• Aim of the exercise: Please write out the complete listing that follows, exactly as it reads.

---

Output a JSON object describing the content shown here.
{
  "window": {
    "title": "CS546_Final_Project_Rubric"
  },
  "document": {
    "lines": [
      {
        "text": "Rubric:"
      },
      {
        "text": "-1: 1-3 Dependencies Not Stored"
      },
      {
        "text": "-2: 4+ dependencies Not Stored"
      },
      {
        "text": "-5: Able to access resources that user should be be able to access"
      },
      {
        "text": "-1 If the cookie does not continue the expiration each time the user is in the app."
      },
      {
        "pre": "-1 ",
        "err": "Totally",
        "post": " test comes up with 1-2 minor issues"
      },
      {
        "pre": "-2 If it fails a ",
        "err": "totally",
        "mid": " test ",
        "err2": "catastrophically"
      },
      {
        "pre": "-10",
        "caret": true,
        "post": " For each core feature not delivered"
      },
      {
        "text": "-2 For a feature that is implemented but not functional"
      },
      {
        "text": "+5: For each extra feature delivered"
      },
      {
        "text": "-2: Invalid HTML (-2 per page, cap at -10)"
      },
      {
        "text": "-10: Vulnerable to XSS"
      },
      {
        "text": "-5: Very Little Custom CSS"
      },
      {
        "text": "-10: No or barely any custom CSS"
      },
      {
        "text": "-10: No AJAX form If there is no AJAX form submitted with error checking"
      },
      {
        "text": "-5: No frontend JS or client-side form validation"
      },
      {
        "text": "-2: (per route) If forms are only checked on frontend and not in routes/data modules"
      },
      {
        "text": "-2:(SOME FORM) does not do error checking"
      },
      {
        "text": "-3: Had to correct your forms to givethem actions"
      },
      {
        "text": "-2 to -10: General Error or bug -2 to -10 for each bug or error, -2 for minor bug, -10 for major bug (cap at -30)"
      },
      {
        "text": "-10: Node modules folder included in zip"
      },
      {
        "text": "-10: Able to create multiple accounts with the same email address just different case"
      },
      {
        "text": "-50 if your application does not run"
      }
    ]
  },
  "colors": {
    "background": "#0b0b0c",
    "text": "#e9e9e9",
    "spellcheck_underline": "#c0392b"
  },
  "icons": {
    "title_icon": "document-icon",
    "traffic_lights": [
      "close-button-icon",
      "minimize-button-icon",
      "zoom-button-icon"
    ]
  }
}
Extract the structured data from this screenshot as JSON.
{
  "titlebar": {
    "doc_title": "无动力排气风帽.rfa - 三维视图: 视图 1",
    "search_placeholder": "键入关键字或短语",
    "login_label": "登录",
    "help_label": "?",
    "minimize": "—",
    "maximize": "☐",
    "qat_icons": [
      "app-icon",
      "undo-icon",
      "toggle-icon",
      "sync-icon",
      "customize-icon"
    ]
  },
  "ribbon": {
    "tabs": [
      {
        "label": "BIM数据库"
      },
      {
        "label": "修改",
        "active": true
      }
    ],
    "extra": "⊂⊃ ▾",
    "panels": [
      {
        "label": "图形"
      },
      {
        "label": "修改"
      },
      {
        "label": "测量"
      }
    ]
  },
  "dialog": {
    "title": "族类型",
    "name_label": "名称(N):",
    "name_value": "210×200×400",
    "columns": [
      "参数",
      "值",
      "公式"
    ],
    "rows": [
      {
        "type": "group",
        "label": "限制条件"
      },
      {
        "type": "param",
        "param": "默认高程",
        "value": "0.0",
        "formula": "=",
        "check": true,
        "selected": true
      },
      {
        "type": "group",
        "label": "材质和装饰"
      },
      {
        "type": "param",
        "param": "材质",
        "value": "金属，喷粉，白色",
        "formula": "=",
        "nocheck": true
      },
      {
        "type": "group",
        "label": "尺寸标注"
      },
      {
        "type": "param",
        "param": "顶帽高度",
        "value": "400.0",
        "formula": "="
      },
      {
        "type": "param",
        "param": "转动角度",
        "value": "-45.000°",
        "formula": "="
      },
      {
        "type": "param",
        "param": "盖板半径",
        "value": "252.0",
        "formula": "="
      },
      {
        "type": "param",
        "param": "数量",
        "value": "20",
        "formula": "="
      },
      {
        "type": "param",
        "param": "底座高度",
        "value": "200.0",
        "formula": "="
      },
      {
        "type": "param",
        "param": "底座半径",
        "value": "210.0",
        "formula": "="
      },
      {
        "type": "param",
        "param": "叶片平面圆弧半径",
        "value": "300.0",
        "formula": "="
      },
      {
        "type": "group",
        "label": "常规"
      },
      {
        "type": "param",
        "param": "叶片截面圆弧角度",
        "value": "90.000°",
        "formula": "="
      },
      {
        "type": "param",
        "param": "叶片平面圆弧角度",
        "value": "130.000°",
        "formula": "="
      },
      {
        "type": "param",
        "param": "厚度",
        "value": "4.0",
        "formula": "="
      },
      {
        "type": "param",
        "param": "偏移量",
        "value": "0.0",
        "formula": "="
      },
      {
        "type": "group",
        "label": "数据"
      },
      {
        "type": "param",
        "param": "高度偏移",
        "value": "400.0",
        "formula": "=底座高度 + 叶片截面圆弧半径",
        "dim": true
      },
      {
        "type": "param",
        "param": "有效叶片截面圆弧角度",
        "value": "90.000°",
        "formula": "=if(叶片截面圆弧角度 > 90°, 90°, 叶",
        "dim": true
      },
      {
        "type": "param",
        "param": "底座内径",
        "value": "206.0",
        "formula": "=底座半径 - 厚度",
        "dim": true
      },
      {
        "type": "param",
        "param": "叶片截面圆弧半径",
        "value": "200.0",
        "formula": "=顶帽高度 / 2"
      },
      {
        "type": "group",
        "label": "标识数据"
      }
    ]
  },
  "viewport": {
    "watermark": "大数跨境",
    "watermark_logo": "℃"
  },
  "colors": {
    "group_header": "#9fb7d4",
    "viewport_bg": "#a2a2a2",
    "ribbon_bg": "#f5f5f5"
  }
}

---

• Result below:
Output a JSON object describing the content shown here.
{
  "window": {
    "title": "CS546_Final_Project_Rubric"
  },
  "document": {
    "lines": [
      {
        "text": "Rubric:"
      },
      {
        "text": "-1: 1-3 Dependencies Not Stored"
      },
      {
        "text": "-2: 4+ dependencies Not Stored"
      },
      {
        "text": "-5: Able to access resources that user should be be able to access"
      },
      {
        "text": "-1 If the cookie does not continue the expiration each time the user is in the app."
      },
      {
        "pre": "-1 ",
        "err": "Totally",
        "post": " test comes up with 1-2 minor issues"
      },
      {
        "pre": "-2 If it fails a ",
        "err": "totally",
        "mid": " test ",
        "err2": "catastrophically"
      },
      {
        "pre": "-10",
        "caret": true,
        "post": " For each core feature not delivered"
      },
      {
        "text": "-2 For a feature that is implemented but not functional"
      },
      {
        "text": "+5: For each extra feature delivered"
      },
      {
        "text": "-2: Invalid HTML (-2 per page, cap at -10)"
      },
      {
        "text": "-10: Vulnerable to XSS"
      },
      {
        "text": "-5: Very Little Custom CSS"
      },
      {
        "text": "-10: No or barely any custom CSS"
      },
      {
        "text": "-10: No AJAX form If there is no AJAX form submitted with error checking"
      },
      {
        "text": "-5: No frontend JS or client-side form validation"
      },
      {
        "text": "-2: (per route) If forms are only checked on frontend and not in routes/data modules"
      },
      {
        "text": "-2:(SOME FORM) does not do error checking"
      },
      {
        "text": "-3: Had to correct your forms to givethem actions"
      },
      {
        "text": "-2 to -10: General Error or bug -2 to -10 for each bug or error, -2 for minor bug, -10 for major bug (cap at -30)"
      },
      {
        "text": "-10: Node modules folder included in zip"
      },
      {
        "text": "-10: Able to create multiple accounts with the same email address just different case"
      },
      {
        "text": "-50 if your application does not run"
      }
    ]
  },
  "colors": {
    "background": "#0b0b0c",
    "text": "#e9e9e9",
    "spellcheck_underline": "#c0392b"
  },
  "icons": {
    "title_icon": "document-icon",
    "traffic_lights": [
      "close-button-icon",
      "minimize-button-icon",
      "zoom-button-icon"
    ]
  }
}
Extract the structured data from this screenshot as JSON.
{
  "titlebar": {
    "doc_title": "无动力排气风帽.rfa - 三维视图: 视图 1",
    "search_placeholder": "键入关键字或短语",
    "login_label": "登录",
    "help_label": "?",
    "minimize": "—",
    "maximize": "☐",
    "qat_icons": [
      "app-icon",
      "undo-icon",
      "toggle-icon",
      "sync-icon",
      "customize-icon"
    ]
  },
  "ribbon": {
    "tabs": [
      {
        "label": "BIM数据库"
      },
      {
        "label": "修改",
        "active": true
      }
    ],
    "extra": "⊂⊃ ▾",
    "panels": [
      {
        "label": "图形"
      },
      {
        "label": "修改"
      },
      {
        "label": "测量"
      }
    ]
  },
  "dialog": {
    "title": "族类型",
    "name_label": "名称(N):",
    "name_value": "210×200×400",
    "columns": [
      "参数",
      "值",
      "公式"
    ],
    "rows": [
      {
        "type": "group",
        "label": "限制条件"
      },
      {
        "type": "param",
        "param": "默认高程",
        "value": "0.0",
        "formula": "=",
        "check": true,
        "selected": true
      },
      {
        "type": "group",
        "label": "材质和装饰"
      },
      {
        "type": "param",
        "param": "材质",
        "value": "金属，喷粉，白色",
        "formula": "=",
        "nocheck": true
      },
      {
        "type": "group",
        "label": "尺寸标注"
      },
      {
        "type": "param",
        "param": "顶帽高度",
        "value": "400.0",
        "formula": "="
      },
      {
        "type": "param",
        "param": "转动角度",
        "value": "-45.000°",
        "formula": "="
      },
      {
        "type": "param",
        "param": "盖板半径",
        "value": "252.0",
        "formula": "="
      },
      {
        "type": "param",
        "param": "数量",
        "value": "20",
        "formula": "="
      },
      {
        "type": "param",
        "param": "底座高度",
        "value": "200.0",
        "formula": "="
      },
      {
        "type": "param",
        "param": "底座半径",
        "value": "210.0",
        "formula": "="
      },
      {
        "type": "param",
        "param": "叶片平面圆弧半径",
        "value": "300.0",
        "formula": "="
      },
      {
        "type": "group",
        "label": "常规"
      },
      {
        "type": "param",
        "param": "叶片截面圆弧角度",
        "value": "90.000°",
        "formula": "="
      },
      {
        "type": "param",
        "param": "叶片平面圆弧角度",
        "value": "130.000°",
        "formula": "="
      },
      {
        "type": "param",
        "param": "厚度",
        "value": "4.0",
        "formula": "="
      },
      {
        "type": "param",
        "param": "偏移量",
        "value": "0.0",
        "formula": "="
      },
      {
        "type": "group",
        "label": "数据"
      },
      {
        "type": "param",
        "param": "高度偏移",
        "value": "400.0",
        "formula": "=底座高度 + 叶片截面圆弧半径",
        "dim": true
      },
      {
        "type": "param",
        "param": "有效叶片截面圆弧角度",
        "value": "90.000°",
        "formula": "=if(叶片截面圆弧角度 > 90°, 90°, 叶",
        "dim": true
      },
      {
        "type": "param",
        "param": "底座内径",
        "value": "206.0",
        "formula": "=底座半径 - 厚度",
        "dim": true
      },
      {
        "type": "param",
        "param": "叶片截面圆弧半径",
        "value": "200.0",
        "formula": "=顶帽高度 / 2"
      },
      {
        "type": "group",
        "label": "标识数据"
      }
    ]
  },
  "viewport": {
    "watermark": "大数跨境",
    "watermark_logo": "℃"
  },
  "colors": {
    "group_header": "#9fb7d4",
    "viewport_bg": "#a2a2a2",
    "ribbon_bg": "#f5f5f5"
  }
}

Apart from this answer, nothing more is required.